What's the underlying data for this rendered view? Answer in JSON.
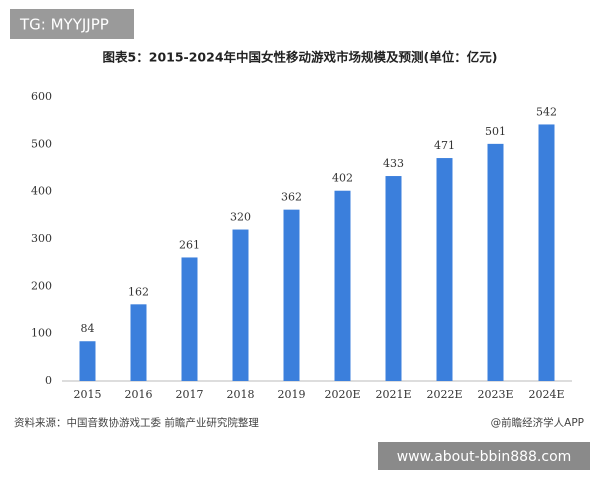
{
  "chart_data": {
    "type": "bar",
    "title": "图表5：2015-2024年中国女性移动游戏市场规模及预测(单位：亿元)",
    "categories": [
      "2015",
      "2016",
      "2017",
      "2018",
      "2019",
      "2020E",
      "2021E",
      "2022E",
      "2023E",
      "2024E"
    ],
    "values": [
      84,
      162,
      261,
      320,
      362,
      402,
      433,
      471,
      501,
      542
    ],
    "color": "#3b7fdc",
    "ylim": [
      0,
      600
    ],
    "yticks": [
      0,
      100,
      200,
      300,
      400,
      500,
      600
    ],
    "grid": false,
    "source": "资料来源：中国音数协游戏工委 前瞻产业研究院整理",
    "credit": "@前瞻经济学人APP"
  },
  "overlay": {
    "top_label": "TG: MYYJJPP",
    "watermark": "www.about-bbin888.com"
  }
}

§ **SET EXERCISE**
Leave out every picture and copy the rest of the records exactly.

§ **WORKED SOLUTION**
What's the underlying data for this rendered view? Answer in JSON.
{
  "chart_data": {
    "type": "bar",
    "title": "图表5：2015-2024年中国女性移动游戏市场规模及预测(单位：亿元)",
    "categories": [
      "2015",
      "2016",
      "2017",
      "2018",
      "2019",
      "2020E",
      "2021E",
      "2022E",
      "2023E",
      "2024E"
    ],
    "values": [
      84,
      162,
      261,
      320,
      362,
      402,
      433,
      471,
      501,
      542
    ],
    "color": "#3b7fdc",
    "ylim": [
      0,
      600
    ],
    "yticks": [
      0,
      100,
      200,
      300,
      400,
      500,
      600
    ],
    "grid": false,
    "source": "资料来源：中国音数协游戏工委 前瞻产业研究院整理",
    "credit": "@前瞻经济学人APP"
  },
  "overlay": {
    "top_label": "TG: MYYJJPP",
    "watermark": "www.about-bbin888.com"
  }
}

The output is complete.